Dataset -
--*--

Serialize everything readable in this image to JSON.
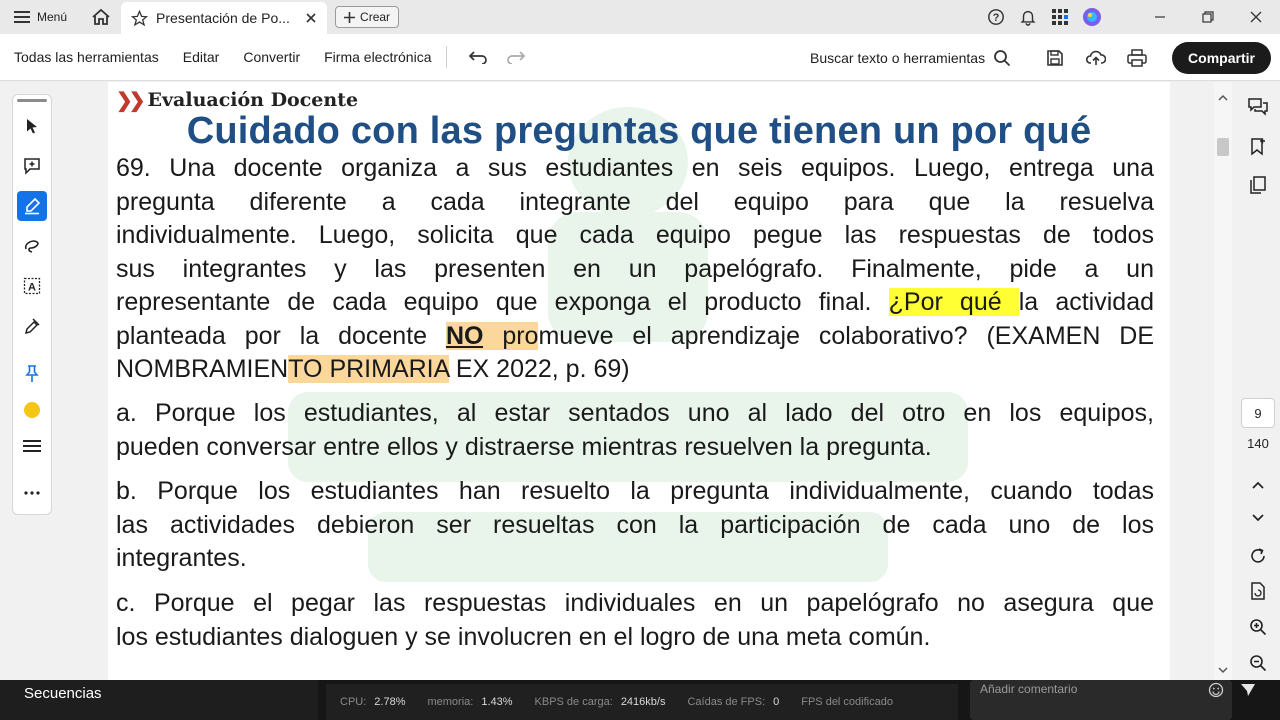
{
  "tabbar": {
    "menu_label": "Menú",
    "tab_title": "Presentación de Po...",
    "new_tab_label": "Crear"
  },
  "toolbar": {
    "menus": [
      "Todas las herramientas",
      "Editar",
      "Convertir",
      "Firma electrónica"
    ],
    "search_label": "Buscar texto o herramientas",
    "share_label": "Compartir"
  },
  "document": {
    "brand": "Evaluación Docente",
    "title": "Cuidado con las preguntas que tienen un por qué",
    "question_lines": [
      "69. Una docente organiza a sus estudiantes en seis equipos. Luego, entrega una",
      "pregunta diferente a cada integrante del equipo para que la resuelva",
      "individualmente. Luego, solicita que cada equipo pegue las respuestas de todos",
      "sus integrantes y las presenten en un papelógrafo. Finalmente, pide a un"
    ],
    "q_line5_a": "representante de cada equipo que exponga el producto final. ",
    "q_line5_hl": "¿Por qué ",
    "q_line5_b": "la actividad",
    "q_line6_a": "planteada por la docente ",
    "q_line6_no": "NO",
    "q_line6_pro": " pro",
    "q_line6_b": "mueve el aprendizaje colaborativo? (EXAMEN DE",
    "q_line7_a": "NOMBRAMIEN",
    "q_line7_hl": "TO PRIMARIA",
    "q_line7_b": " EX 2022, p. 69)",
    "option_a": [
      "a. Porque los estudiantes, al estar sentados uno al lado del otro en los equipos,",
      "pueden conversar entre ellos y distraerse mientras resuelven la pregunta."
    ],
    "option_b": [
      "b. Porque los estudiantes han resuelto la pregunta individualmente, cuando todas",
      "las actividades debieron ser resueltas con la participación de cada uno de los",
      "integrantes."
    ],
    "option_c": [
      "c. Porque el pegar las respuestas individuales en un papelógrafo no asegura que",
      "los estudiantes dialoguen y se involucren en el logro de una meta común."
    ]
  },
  "navigation": {
    "current_page": "9",
    "total_pages": "140"
  },
  "stream": {
    "scene_label": "Secuencias",
    "stats": [
      {
        "label": "CPU:",
        "value": "2.78%"
      },
      {
        "label": "memoria:",
        "value": "1.43%"
      },
      {
        "label": "KBPS de carga:",
        "value": "2416kb/s"
      },
      {
        "label": "Caídas de FPS:",
        "value": "0"
      },
      {
        "label": "FPS del codificado",
        "value": ""
      }
    ],
    "comment_placeholder": "Añadir comentario"
  },
  "colors": {
    "title_blue": "#1f4f85",
    "highlight_yellow": "#ffff33",
    "highlight_orange": "#fbd79b",
    "accent_blue": "#1473e6"
  }
}
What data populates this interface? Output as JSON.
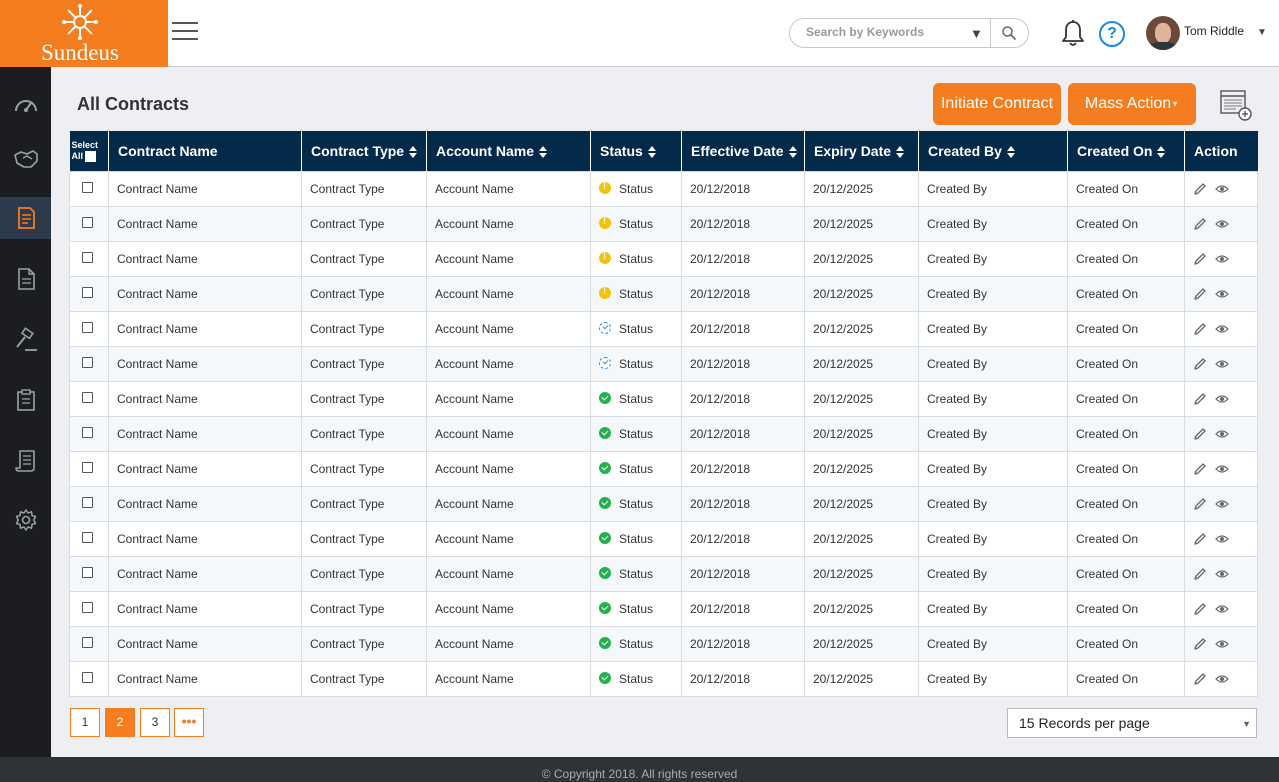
{
  "brand": {
    "name": "Sundeus",
    "color": "#f47d20"
  },
  "header": {
    "search_placeholder": "Search by Keywords",
    "user_name": "Tom Riddle",
    "help_symbol": "?",
    "caret": "▼",
    "user_caret": "▼"
  },
  "sidebar": {
    "items": [
      {
        "icon": "dashboard-icon",
        "active": false
      },
      {
        "icon": "handshake-icon",
        "active": false
      },
      {
        "icon": "contracts-icon",
        "active": true
      },
      {
        "icon": "document-icon",
        "active": false
      },
      {
        "icon": "gavel-icon",
        "active": false
      },
      {
        "icon": "clipboard-icon",
        "active": false
      },
      {
        "icon": "scroll-icon",
        "active": false
      },
      {
        "icon": "settings-icon",
        "active": false
      }
    ]
  },
  "main": {
    "title": "All Contracts",
    "initiate_label": "Initiate Contract",
    "mass_label": "Mass Action",
    "mass_caret": "▼"
  },
  "table": {
    "select_all_line1": "Select",
    "select_all_line2": "All",
    "columns": [
      "Contract Name",
      "Contract Type",
      "Account Name",
      "Status",
      "Effective Date",
      "Expiry Date",
      "Created By",
      "Created On",
      "Action"
    ],
    "status_colors": {
      "warning": "#f4c20d",
      "in_progress": "#2f8fd9",
      "complete": "#23b14d"
    },
    "rows": [
      {
        "name": "Contract Name",
        "type": "Contract Type",
        "account": "Account Name",
        "status": "Status",
        "status_icon": "warning",
        "effective": "20/12/2018",
        "expiry": "20/12/2025",
        "created_by": "Created By",
        "created_on": "Created On"
      },
      {
        "name": "Contract Name",
        "type": "Contract Type",
        "account": "Account Name",
        "status": "Status",
        "status_icon": "warning",
        "effective": "20/12/2018",
        "expiry": "20/12/2025",
        "created_by": "Created By",
        "created_on": "Created On"
      },
      {
        "name": "Contract Name",
        "type": "Contract Type",
        "account": "Account Name",
        "status": "Status",
        "status_icon": "warning",
        "effective": "20/12/2018",
        "expiry": "20/12/2025",
        "created_by": "Created By",
        "created_on": "Created On"
      },
      {
        "name": "Contract Name",
        "type": "Contract Type",
        "account": "Account Name",
        "status": "Status",
        "status_icon": "warning",
        "effective": "20/12/2018",
        "expiry": "20/12/2025",
        "created_by": "Created By",
        "created_on": "Created On"
      },
      {
        "name": "Contract Name",
        "type": "Contract Type",
        "account": "Account Name",
        "status": "Status",
        "status_icon": "in_progress",
        "effective": "20/12/2018",
        "expiry": "20/12/2025",
        "created_by": "Created By",
        "created_on": "Created On"
      },
      {
        "name": "Contract Name",
        "type": "Contract Type",
        "account": "Account Name",
        "status": "Status",
        "status_icon": "in_progress",
        "effective": "20/12/2018",
        "expiry": "20/12/2025",
        "created_by": "Created By",
        "created_on": "Created On"
      },
      {
        "name": "Contract Name",
        "type": "Contract Type",
        "account": "Account Name",
        "status": "Status",
        "status_icon": "complete",
        "effective": "20/12/2018",
        "expiry": "20/12/2025",
        "created_by": "Created By",
        "created_on": "Created On"
      },
      {
        "name": "Contract Name",
        "type": "Contract Type",
        "account": "Account Name",
        "status": "Status",
        "status_icon": "complete",
        "effective": "20/12/2018",
        "expiry": "20/12/2025",
        "created_by": "Created By",
        "created_on": "Created On"
      },
      {
        "name": "Contract Name",
        "type": "Contract Type",
        "account": "Account Name",
        "status": "Status",
        "status_icon": "complete",
        "effective": "20/12/2018",
        "expiry": "20/12/2025",
        "created_by": "Created By",
        "created_on": "Created On"
      },
      {
        "name": "Contract Name",
        "type": "Contract Type",
        "account": "Account Name",
        "status": "Status",
        "status_icon": "complete",
        "effective": "20/12/2018",
        "expiry": "20/12/2025",
        "created_by": "Created By",
        "created_on": "Created On"
      },
      {
        "name": "Contract Name",
        "type": "Contract Type",
        "account": "Account Name",
        "status": "Status",
        "status_icon": "complete",
        "effective": "20/12/2018",
        "expiry": "20/12/2025",
        "created_by": "Created By",
        "created_on": "Created On"
      },
      {
        "name": "Contract Name",
        "type": "Contract Type",
        "account": "Account Name",
        "status": "Status",
        "status_icon": "complete",
        "effective": "20/12/2018",
        "expiry": "20/12/2025",
        "created_by": "Created By",
        "created_on": "Created On"
      },
      {
        "name": "Contract Name",
        "type": "Contract Type",
        "account": "Account Name",
        "status": "Status",
        "status_icon": "complete",
        "effective": "20/12/2018",
        "expiry": "20/12/2025",
        "created_by": "Created By",
        "created_on": "Created On"
      },
      {
        "name": "Contract Name",
        "type": "Contract Type",
        "account": "Account Name",
        "status": "Status",
        "status_icon": "complete",
        "effective": "20/12/2018",
        "expiry": "20/12/2025",
        "created_by": "Created By",
        "created_on": "Created On"
      },
      {
        "name": "Contract Name",
        "type": "Contract Type",
        "account": "Account Name",
        "status": "Status",
        "status_icon": "complete",
        "effective": "20/12/2018",
        "expiry": "20/12/2025",
        "created_by": "Created By",
        "created_on": "Created On"
      }
    ]
  },
  "pagination": {
    "pages": [
      "1",
      "2",
      "3"
    ],
    "active_page": "2",
    "more_label": "•••",
    "per_page_label": "15 Records per page",
    "per_page_caret": "▼"
  },
  "footer": {
    "copyright": "© Copyright 2018. All rights reserved"
  }
}
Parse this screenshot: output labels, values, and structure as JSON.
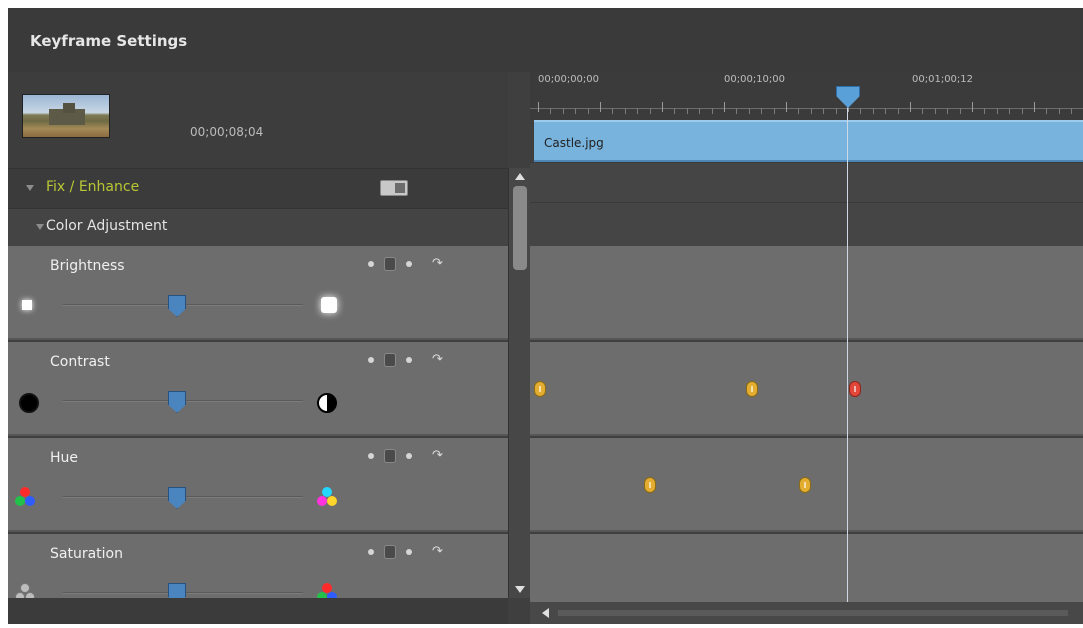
{
  "window": {
    "title": "Keyframe Settings"
  },
  "clip": {
    "time": "00;00;08;04",
    "name": "Castle.jpg"
  },
  "sections": {
    "fix_enhance": "Fix / Enhance",
    "color_adjustment": "Color Adjustment"
  },
  "params": [
    {
      "label": "Brightness",
      "value": 0.5
    },
    {
      "label": "Contrast",
      "value": 0.5
    },
    {
      "label": "Hue",
      "value": 0.5
    },
    {
      "label": "Saturation",
      "value": 0.5
    }
  ],
  "ruler": {
    "ticks": [
      "00;00;00;00",
      "00;00;10;00",
      "00;01;00;12"
    ]
  },
  "icons": {
    "section_expand": "triangle-down-icon",
    "toggle": "toggle-icon",
    "undo": "undo-icon",
    "rgb_colors": [
      "#ff2a2a",
      "#22c24a",
      "#2f5cff"
    ],
    "rgb_colors_high": [
      "#ff2a2a",
      "#22d8ff",
      "#ff33dd",
      "#ffd52a"
    ]
  },
  "colors": {
    "accent_green": "#b9c734",
    "clip_blue": "#78b3dd",
    "keyframe_gold": "#e3ad31",
    "keyframe_active_red": "#e2473a",
    "slider_blue": "#4a85c0"
  }
}
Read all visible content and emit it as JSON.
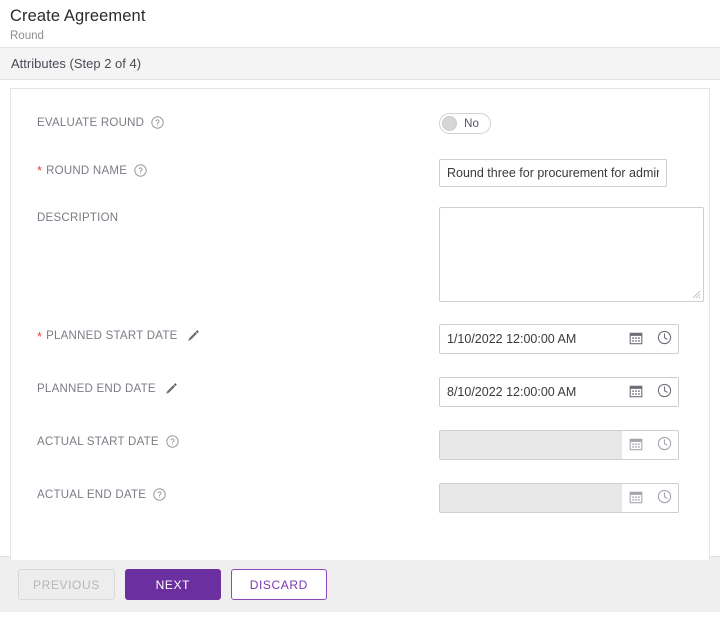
{
  "header": {
    "title": "Create Agreement",
    "subtitle": "Round"
  },
  "step_bar": {
    "label": "Attributes (Step 2 of 4)"
  },
  "colors": {
    "accent_purple": "#6b2fa0",
    "outline_purple": "#8c4bbd",
    "required_star": "#e8453c",
    "label_gray": "#7b7b85",
    "footer_bg": "#efefef",
    "step_bar_bg": "#f4f4f4",
    "disabled_input_bg": "#e7e7e7"
  },
  "form": {
    "fields": [
      {
        "key": "evaluate_round",
        "label": "EVALUATE ROUND",
        "required": false,
        "icon": "help-icon",
        "control": "toggle",
        "toggle_value": "No",
        "toggle_state": "off"
      },
      {
        "key": "round_name",
        "label": "ROUND NAME",
        "required": true,
        "icon": "help-icon",
        "control": "text",
        "value": "Round three for procurement for admin department",
        "placeholder": ""
      },
      {
        "key": "description",
        "label": "DESCRIPTION",
        "required": false,
        "icon": "none",
        "control": "textarea",
        "value": "",
        "placeholder": ""
      },
      {
        "key": "planned_start_date",
        "label": "PLANNED START DATE",
        "required": true,
        "icon": "pencil-icon",
        "control": "date",
        "value": "1/10/2022 12:00:00 AM",
        "disabled": false
      },
      {
        "key": "planned_end_date",
        "label": "PLANNED END DATE",
        "required": false,
        "icon": "pencil-icon",
        "control": "date",
        "value": "8/10/2022 12:00:00 AM",
        "disabled": false
      },
      {
        "key": "actual_start_date",
        "label": "ACTUAL START DATE",
        "required": false,
        "icon": "help-icon",
        "control": "date",
        "value": "",
        "disabled": true
      },
      {
        "key": "actual_end_date",
        "label": "ACTUAL END DATE",
        "required": false,
        "icon": "help-icon",
        "control": "date",
        "value": "",
        "disabled": true
      }
    ],
    "date_icons": {
      "calendar": "calendar-icon",
      "clock": "clock-icon"
    }
  },
  "footer": {
    "previous_label": "PREVIOUS",
    "next_label": "NEXT",
    "discard_label": "DISCARD"
  }
}
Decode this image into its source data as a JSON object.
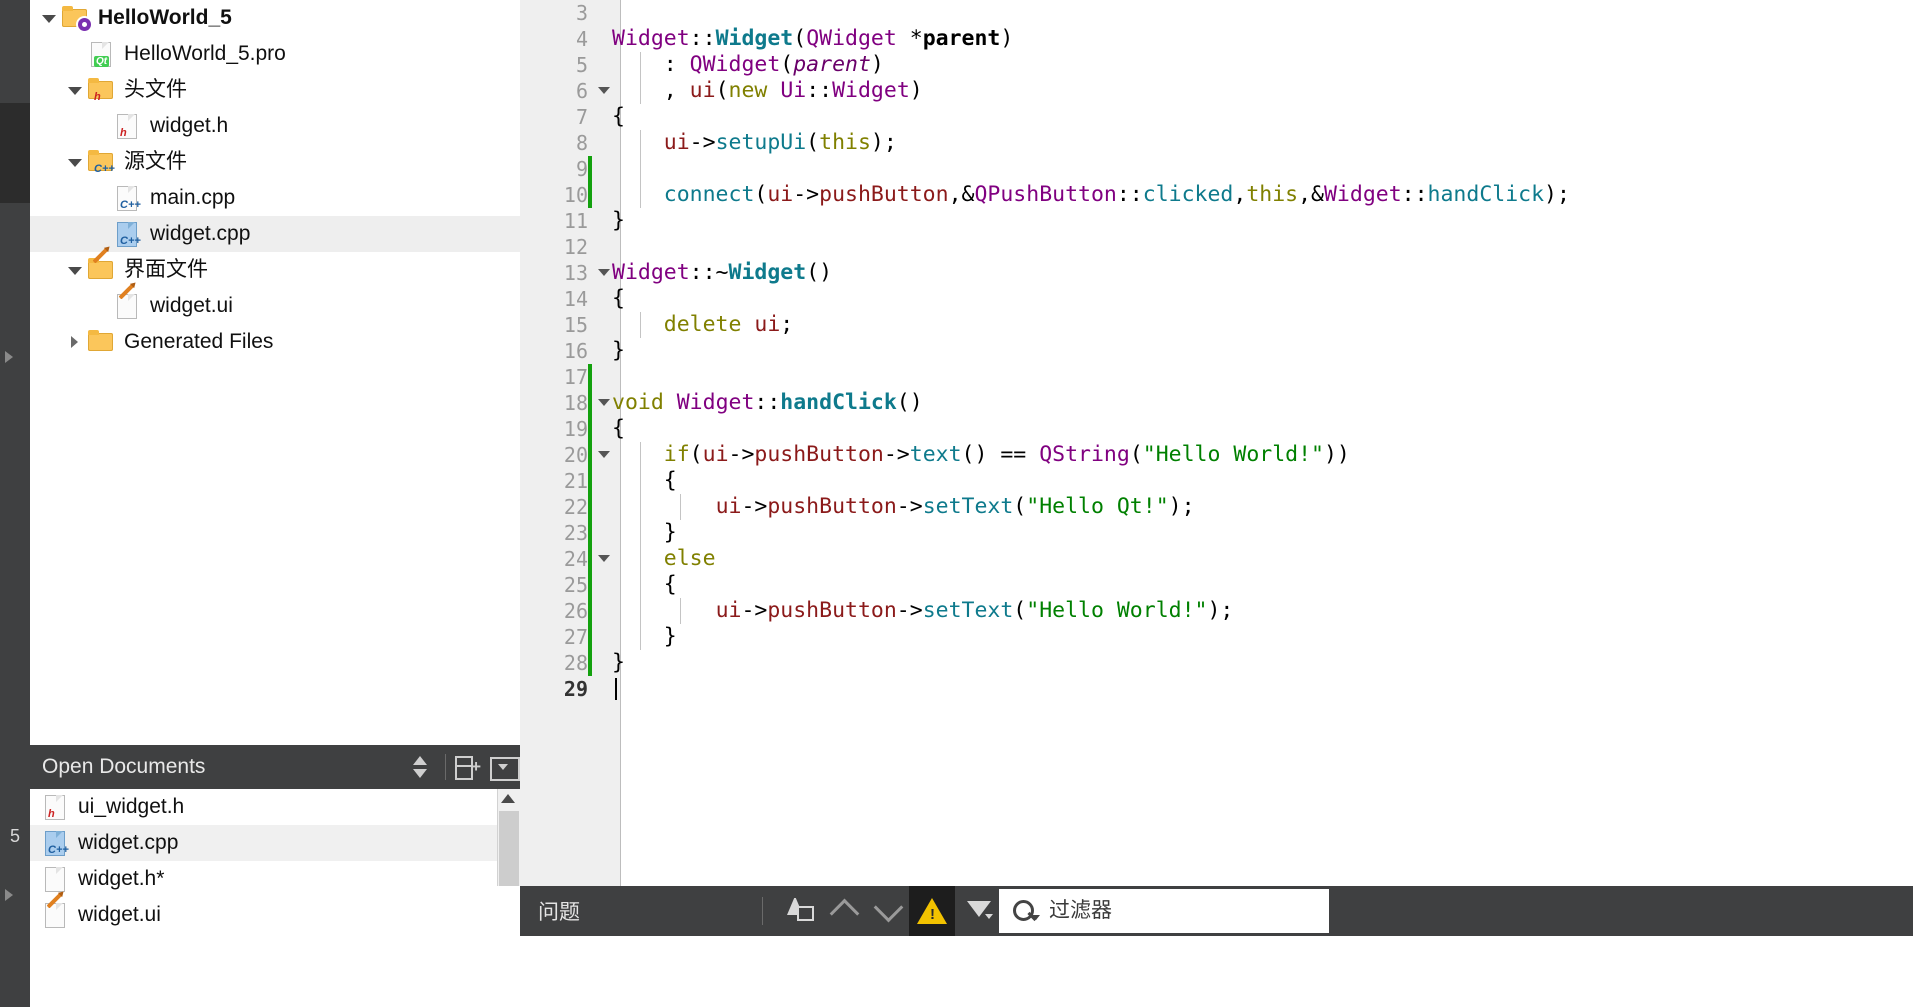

--*--

Short exercise -
How many lines in the records above contain the word "papelógrafo"? Reply with the number and nothing more.

Expected answer -
2